EXERCISE DESCRIPTION
Quote the entries word for word. Omit the pictures.

---------- ROWS

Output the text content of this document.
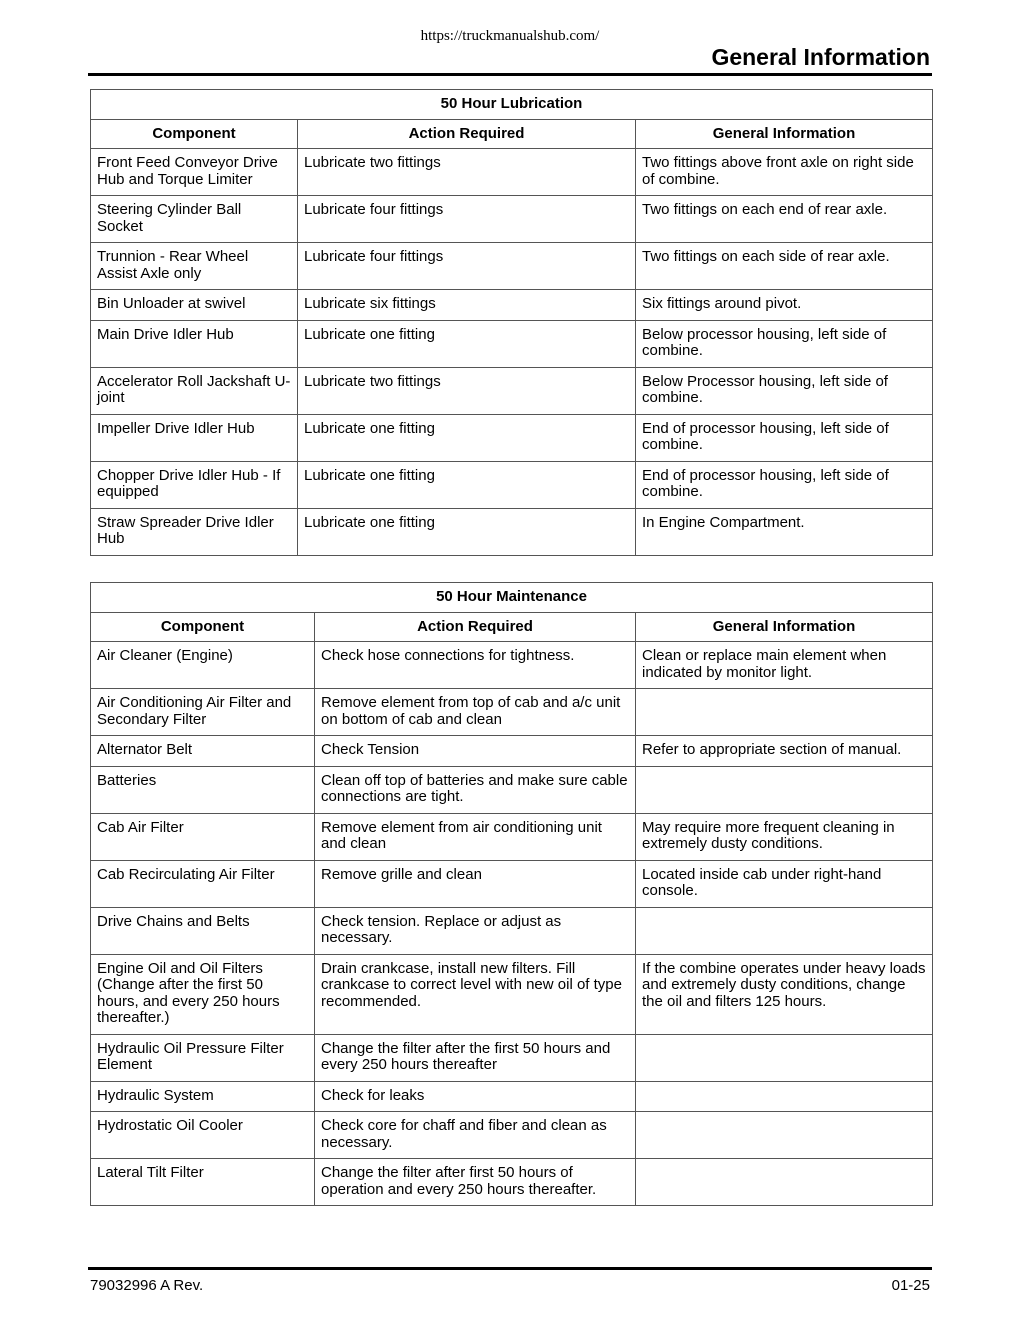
https://truckmanualshub.com/
General Information
50 Hour Lubrication		
Component	Action Required	General Information
Front Feed Conveyor Drive Hub and Torque Limiter	Lubricate two fittings	Two fittings above front axle on right side of combine.
Steering Cylinder Ball Socket	Lubricate four fittings	Two fittings on each end of rear axle.
Trunnion - Rear Wheel Assist Axle only	Lubricate four fittings	Two fittings on each side of rear axle.
Bin Unloader at swivel	Lubricate six fittings	Six fittings around pivot.
Main Drive Idler Hub	Lubricate one fitting	Below processor housing, left side of combine.
Accelerator Roll Jackshaft U-joint	Lubricate two fittings	Below Processor housing, left side of combine.
Impeller Drive Idler Hub	Lubricate one fitting	End of processor housing, left side of combine.
Chopper Drive Idler Hub - If equipped	Lubricate one fitting	End of processor housing, left side of combine.
Straw Spreader Drive Idler Hub	Lubricate one fitting	In Engine Compartment.
50 Hour Maintenance		
Component	Action Required	General Information
Air Cleaner (Engine)	Check hose connections for tightness.	Clean or replace main element when indicated by monitor light.
Air Conditioning Air Filter and Secondary Filter	Remove element from top of cab and a/c unit on bottom of cab and clean	
Alternator Belt	Check Tension	Refer to appropriate section of manual.
Batteries	Clean off top of batteries and make sure cable connections are tight.	
Cab Air Filter	Remove element from air conditioning unit and clean	May require more frequent cleaning in extremely dusty conditions.
Cab Recirculating Air Filter	Remove grille and clean	Located inside cab under right-hand console.
Drive Chains and Belts	Check tension. Replace or adjust as necessary.	
Engine Oil and Oil Filters (Change after the first 50 hours, and every 250 hours thereafter.)	Drain crankcase, install new filters. Fill crankcase to correct level with new oil of type recommended.	If the combine operates under heavy loads and extremely dusty conditions, change the oil and filters 125 hours.
Hydraulic Oil Pressure Filter Element	Change the filter after the first 50 hours and every 250 hours thereafter	
Hydraulic System	Check for leaks	
Hydrostatic Oil Cooler	Check core for chaff and fiber and clean as necessary.	
Lateral Tilt Filter	Change the filter after first 50 hours of operation and every 250 hours thereafter.	
79032996 A Rev.	01-25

--------------------

WRITTEN REPLY
Output the text content of this document.
https://truckmanualshub.com/
General Information
50 Hour Lubrication		
Component	Action Required	General Information
Front Feed Conveyor Drive Hub and Torque Limiter	Lubricate two fittings	Two fittings above front axle on right side of combine.
Steering Cylinder Ball Socket	Lubricate four fittings	Two fittings on each end of rear axle.
Trunnion - Rear Wheel Assist Axle only	Lubricate four fittings	Two fittings on each side of rear axle.
Bin Unloader at swivel	Lubricate six fittings	Six fittings around pivot.
Main Drive Idler Hub	Lubricate one fitting	Below processor housing, left side of combine.
Accelerator Roll Jackshaft U-joint	Lubricate two fittings	Below Processor housing, left side of combine.
Impeller Drive Idler Hub	Lubricate one fitting	End of processor housing, left side of combine.
Chopper Drive Idler Hub - If equipped	Lubricate one fitting	End of processor housing, left side of combine.
Straw Spreader Drive Idler Hub	Lubricate one fitting	In Engine Compartment.
50 Hour Maintenance		
Component	Action Required	General Information
Air Cleaner (Engine)	Check hose connections for tightness.	Clean or replace main element when indicated by monitor light.
Air Conditioning Air Filter and Secondary Filter	Remove element from top of cab and a/c unit on bottom of cab and clean	
Alternator Belt	Check Tension	Refer to appropriate section of manual.
Batteries	Clean off top of batteries and make sure cable connections are tight.	
Cab Air Filter	Remove element from air conditioning unit and clean	May require more frequent cleaning in extremely dusty conditions.
Cab Recirculating Air Filter	Remove grille and clean	Located inside cab under right-hand console.
Drive Chains and Belts	Check tension. Replace or adjust as necessary.	
Engine Oil and Oil Filters (Change after the first 50 hours, and every 250 hours thereafter.)	Drain crankcase, install new filters. Fill crankcase to correct level with new oil of type recommended.	If the combine operates under heavy loads and extremely dusty conditions, change the oil and filters 125 hours.
Hydraulic Oil Pressure Filter Element	Change the filter after the first 50 hours and every 250 hours thereafter	
Hydraulic System	Check for leaks	
Hydrostatic Oil Cooler	Check core for chaff and fiber and clean as necessary.	
Lateral Tilt Filter	Change the filter after first 50 hours of operation and every 250 hours thereafter.	
79032996 A Rev.	01-25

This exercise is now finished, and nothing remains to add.